[EXERCISE PROMPT] Copy out each line exactly; pictures stay out of the copy.

Figure dataset records:
(begin)
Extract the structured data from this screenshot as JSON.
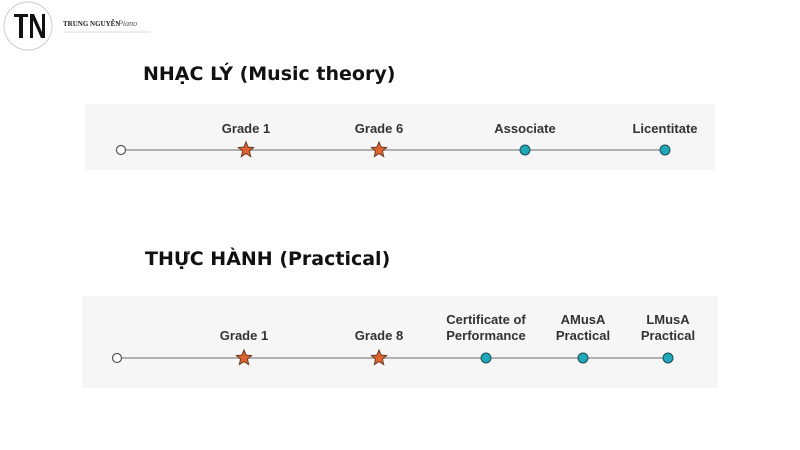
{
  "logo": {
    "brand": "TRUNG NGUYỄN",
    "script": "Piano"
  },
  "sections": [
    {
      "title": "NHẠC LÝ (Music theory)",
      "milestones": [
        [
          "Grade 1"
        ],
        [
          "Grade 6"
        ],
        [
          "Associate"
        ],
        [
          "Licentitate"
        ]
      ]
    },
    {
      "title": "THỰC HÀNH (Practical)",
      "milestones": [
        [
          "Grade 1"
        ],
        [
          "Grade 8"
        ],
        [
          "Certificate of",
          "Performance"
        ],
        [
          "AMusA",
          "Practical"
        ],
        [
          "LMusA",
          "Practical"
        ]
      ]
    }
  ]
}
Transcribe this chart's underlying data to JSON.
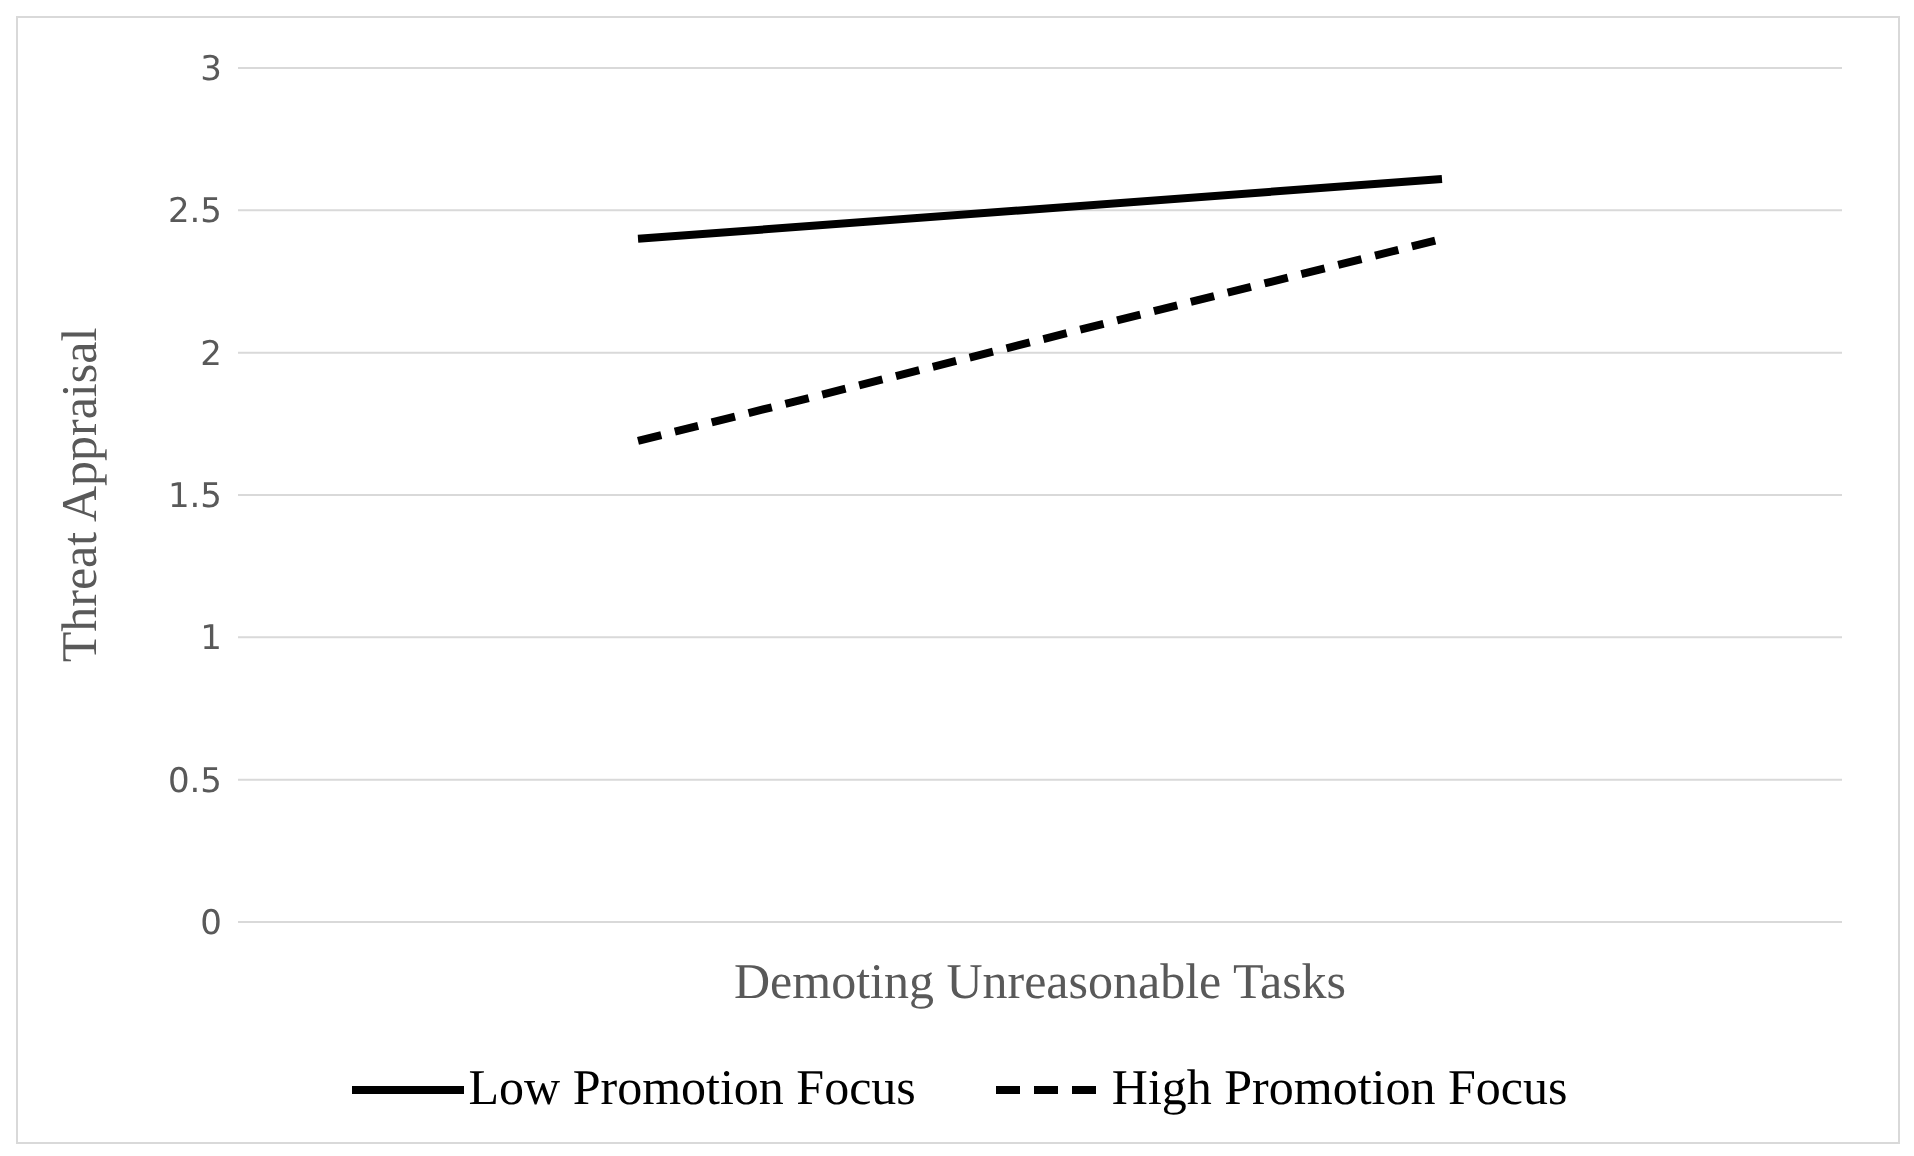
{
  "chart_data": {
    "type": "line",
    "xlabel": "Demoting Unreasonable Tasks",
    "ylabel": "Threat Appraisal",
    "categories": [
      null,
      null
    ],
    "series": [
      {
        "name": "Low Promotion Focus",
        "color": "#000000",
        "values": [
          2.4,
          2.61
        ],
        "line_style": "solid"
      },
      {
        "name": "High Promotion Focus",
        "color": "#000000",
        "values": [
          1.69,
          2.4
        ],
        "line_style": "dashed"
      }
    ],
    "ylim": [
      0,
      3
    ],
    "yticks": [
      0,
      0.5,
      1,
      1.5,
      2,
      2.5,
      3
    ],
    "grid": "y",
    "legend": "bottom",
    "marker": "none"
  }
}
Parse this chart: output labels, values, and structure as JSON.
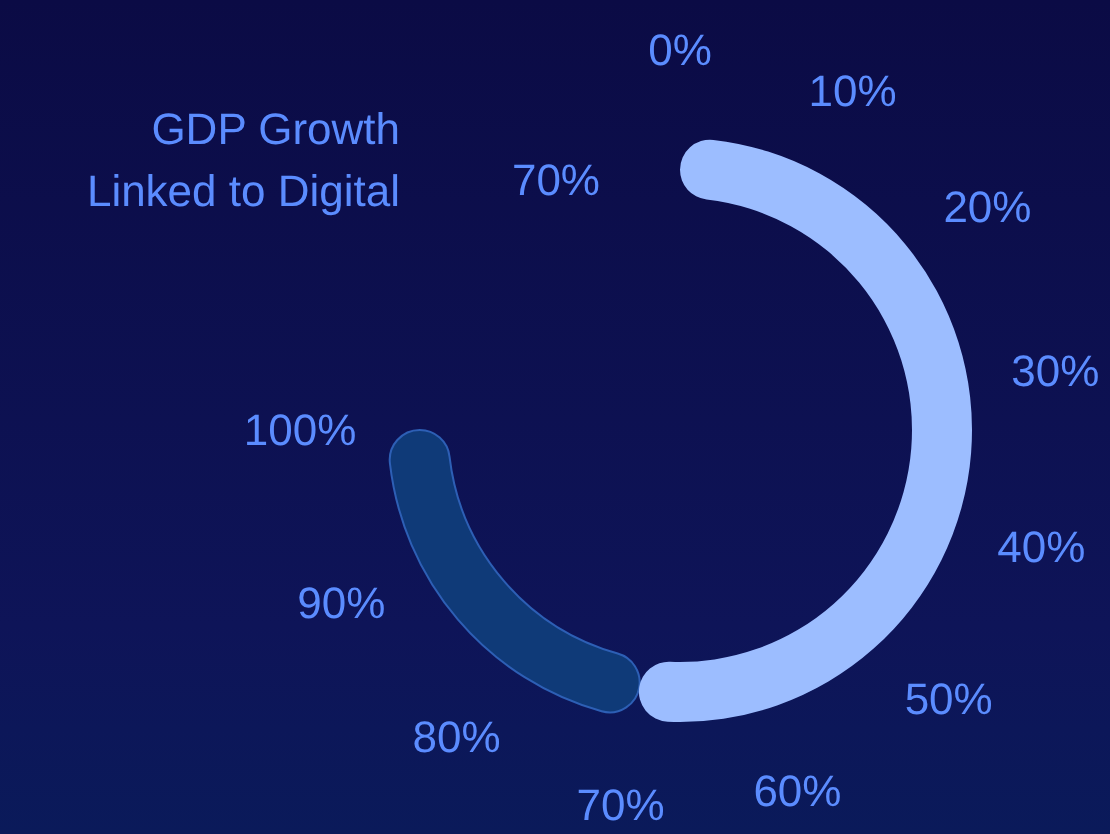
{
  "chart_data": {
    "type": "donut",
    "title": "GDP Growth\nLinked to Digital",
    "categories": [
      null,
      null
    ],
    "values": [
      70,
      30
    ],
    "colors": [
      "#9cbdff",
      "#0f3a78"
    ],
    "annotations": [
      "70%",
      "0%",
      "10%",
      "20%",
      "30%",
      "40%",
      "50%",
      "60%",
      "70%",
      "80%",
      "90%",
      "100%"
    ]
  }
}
(end)
[RESPONSE TO THE EXERCISE]
Extract the structured data from this screenshot as JSON.
{
  "logo": {
    "brand": "TRUNG NGUYỄN",
    "script": "Piano"
  },
  "sections": [
    {
      "title": "NHẠC LÝ (Music theory)",
      "milestones": [
        [
          "Grade 1"
        ],
        [
          "Grade 6"
        ],
        [
          "Associate"
        ],
        [
          "Licentitate"
        ]
      ]
    },
    {
      "title": "THỰC HÀNH (Practical)",
      "milestones": [
        [
          "Grade 1"
        ],
        [
          "Grade 8"
        ],
        [
          "Certificate of",
          "Performance"
        ],
        [
          "AMusA",
          "Practical"
        ],
        [
          "LMusA",
          "Practical"
        ]
      ]
    }
  ]
}
Transcribe this chart's underlying data to JSON.
{
  "chart_data": {
    "type": "line",
    "xlabel": "Demoting Unreasonable Tasks",
    "ylabel": "Threat Appraisal",
    "categories": [
      null,
      null
    ],
    "series": [
      {
        "name": "Low Promotion Focus",
        "color": "#000000",
        "values": [
          2.4,
          2.61
        ],
        "line_style": "solid"
      },
      {
        "name": "High Promotion Focus",
        "color": "#000000",
        "values": [
          1.69,
          2.4
        ],
        "line_style": "dashed"
      }
    ],
    "ylim": [
      0,
      3
    ],
    "yticks": [
      0,
      0.5,
      1,
      1.5,
      2,
      2.5,
      3
    ],
    "grid": "y",
    "legend": "bottom",
    "marker": "none"
  }
}
Parse this chart: output labels, values, and structure as JSON.
{
  "chart_data": {
    "type": "donut",
    "title": "GDP Growth\nLinked to Digital",
    "categories": [
      null,
      null
    ],
    "values": [
      70,
      30
    ],
    "colors": [
      "#9cbdff",
      "#0f3a78"
    ],
    "annotations": [
      "70%",
      "0%",
      "10%",
      "20%",
      "30%",
      "40%",
      "50%",
      "60%",
      "70%",
      "80%",
      "90%",
      "100%"
    ]
  }
}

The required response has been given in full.